**INPUT MATERIAL:**
__________

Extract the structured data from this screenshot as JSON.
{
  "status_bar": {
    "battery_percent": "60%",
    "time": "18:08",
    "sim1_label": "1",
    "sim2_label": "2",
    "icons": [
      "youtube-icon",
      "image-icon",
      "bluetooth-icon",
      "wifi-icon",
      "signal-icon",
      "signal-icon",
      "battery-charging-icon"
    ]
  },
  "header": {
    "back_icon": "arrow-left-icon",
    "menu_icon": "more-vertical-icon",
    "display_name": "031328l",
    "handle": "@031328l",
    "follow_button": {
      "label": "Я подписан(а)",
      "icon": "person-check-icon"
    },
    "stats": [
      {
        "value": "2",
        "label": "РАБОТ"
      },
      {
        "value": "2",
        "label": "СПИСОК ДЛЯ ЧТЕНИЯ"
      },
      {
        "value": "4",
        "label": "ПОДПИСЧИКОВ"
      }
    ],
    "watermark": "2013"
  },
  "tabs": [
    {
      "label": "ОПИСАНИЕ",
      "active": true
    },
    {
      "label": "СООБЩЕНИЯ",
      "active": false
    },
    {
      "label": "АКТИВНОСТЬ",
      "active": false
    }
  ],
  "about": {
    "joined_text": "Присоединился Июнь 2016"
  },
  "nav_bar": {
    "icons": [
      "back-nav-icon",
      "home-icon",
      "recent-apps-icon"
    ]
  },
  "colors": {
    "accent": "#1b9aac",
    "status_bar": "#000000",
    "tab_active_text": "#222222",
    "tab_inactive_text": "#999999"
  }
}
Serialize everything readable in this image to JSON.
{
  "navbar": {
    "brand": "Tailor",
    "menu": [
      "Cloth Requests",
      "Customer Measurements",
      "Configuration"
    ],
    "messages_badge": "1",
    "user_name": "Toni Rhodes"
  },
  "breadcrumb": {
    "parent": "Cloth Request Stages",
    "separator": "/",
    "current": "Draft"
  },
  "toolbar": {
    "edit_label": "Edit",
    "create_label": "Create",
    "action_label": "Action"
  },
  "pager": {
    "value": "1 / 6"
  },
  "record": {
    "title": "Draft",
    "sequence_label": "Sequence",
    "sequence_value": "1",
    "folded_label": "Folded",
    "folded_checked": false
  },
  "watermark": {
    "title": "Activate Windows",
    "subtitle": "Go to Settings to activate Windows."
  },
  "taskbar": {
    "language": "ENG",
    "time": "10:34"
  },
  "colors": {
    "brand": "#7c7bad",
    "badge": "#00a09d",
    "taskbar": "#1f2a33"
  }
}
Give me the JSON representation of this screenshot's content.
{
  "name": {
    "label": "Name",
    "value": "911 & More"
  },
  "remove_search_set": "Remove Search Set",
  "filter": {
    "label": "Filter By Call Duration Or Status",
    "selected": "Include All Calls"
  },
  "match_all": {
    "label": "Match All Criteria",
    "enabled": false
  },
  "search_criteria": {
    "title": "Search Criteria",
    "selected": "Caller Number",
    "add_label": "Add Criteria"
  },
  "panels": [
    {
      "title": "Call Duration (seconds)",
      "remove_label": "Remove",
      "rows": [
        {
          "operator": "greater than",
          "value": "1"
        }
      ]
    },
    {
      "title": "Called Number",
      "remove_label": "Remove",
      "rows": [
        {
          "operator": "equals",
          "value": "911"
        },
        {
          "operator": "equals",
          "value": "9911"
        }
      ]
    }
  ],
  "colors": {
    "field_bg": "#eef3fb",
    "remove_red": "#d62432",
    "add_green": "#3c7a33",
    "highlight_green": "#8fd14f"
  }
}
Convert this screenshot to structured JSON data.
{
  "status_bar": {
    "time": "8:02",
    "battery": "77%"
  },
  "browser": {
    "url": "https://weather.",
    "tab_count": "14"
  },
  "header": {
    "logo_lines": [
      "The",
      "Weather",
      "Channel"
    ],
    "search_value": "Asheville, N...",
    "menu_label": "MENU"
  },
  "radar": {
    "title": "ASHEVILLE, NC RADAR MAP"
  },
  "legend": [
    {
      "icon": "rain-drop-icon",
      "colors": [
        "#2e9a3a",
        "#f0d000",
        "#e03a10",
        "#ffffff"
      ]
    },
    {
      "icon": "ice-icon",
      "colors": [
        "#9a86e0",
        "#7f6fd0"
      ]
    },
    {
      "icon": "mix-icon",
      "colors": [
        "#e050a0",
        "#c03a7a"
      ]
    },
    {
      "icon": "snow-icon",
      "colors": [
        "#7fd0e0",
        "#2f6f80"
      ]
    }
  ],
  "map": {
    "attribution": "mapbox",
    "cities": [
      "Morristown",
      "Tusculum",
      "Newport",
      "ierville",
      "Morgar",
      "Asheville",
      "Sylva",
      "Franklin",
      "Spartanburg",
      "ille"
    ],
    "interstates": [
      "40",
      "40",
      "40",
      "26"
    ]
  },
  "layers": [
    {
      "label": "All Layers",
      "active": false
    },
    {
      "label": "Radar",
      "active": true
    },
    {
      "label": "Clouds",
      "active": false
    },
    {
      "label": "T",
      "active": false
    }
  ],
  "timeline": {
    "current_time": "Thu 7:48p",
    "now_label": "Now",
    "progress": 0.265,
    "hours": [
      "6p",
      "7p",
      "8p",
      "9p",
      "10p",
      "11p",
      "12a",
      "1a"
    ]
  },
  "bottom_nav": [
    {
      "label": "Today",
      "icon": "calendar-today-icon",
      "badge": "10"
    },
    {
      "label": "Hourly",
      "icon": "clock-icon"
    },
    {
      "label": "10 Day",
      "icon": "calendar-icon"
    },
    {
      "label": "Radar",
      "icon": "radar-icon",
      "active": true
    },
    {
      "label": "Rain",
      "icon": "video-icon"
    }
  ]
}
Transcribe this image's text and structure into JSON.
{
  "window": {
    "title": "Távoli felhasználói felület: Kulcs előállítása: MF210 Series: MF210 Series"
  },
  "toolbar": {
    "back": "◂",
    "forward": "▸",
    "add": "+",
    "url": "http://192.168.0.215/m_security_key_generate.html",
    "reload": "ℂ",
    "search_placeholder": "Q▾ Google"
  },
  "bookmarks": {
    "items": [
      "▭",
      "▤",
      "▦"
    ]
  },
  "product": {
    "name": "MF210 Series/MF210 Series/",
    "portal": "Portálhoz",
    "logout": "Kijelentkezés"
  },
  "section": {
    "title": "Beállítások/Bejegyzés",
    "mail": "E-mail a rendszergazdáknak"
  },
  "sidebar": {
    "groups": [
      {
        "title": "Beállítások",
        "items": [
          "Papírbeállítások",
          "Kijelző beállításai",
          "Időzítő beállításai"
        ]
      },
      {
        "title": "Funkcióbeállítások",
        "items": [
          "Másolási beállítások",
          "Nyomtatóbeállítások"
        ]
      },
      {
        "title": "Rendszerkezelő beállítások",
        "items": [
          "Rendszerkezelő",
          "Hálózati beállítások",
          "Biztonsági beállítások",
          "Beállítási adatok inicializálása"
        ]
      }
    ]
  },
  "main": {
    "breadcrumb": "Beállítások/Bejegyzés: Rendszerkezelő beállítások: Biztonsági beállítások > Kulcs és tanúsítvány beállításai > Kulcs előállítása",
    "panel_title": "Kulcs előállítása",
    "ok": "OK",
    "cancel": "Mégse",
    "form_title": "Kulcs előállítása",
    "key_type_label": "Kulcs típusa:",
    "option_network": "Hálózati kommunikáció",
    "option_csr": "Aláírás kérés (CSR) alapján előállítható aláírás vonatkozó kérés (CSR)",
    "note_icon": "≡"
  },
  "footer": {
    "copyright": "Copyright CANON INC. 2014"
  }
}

__________

Find every line in the records that contains the word "structured"; copy those lines.

Extract the structured data from this screenshot as JSON.
Convert this screenshot to structured JSON data.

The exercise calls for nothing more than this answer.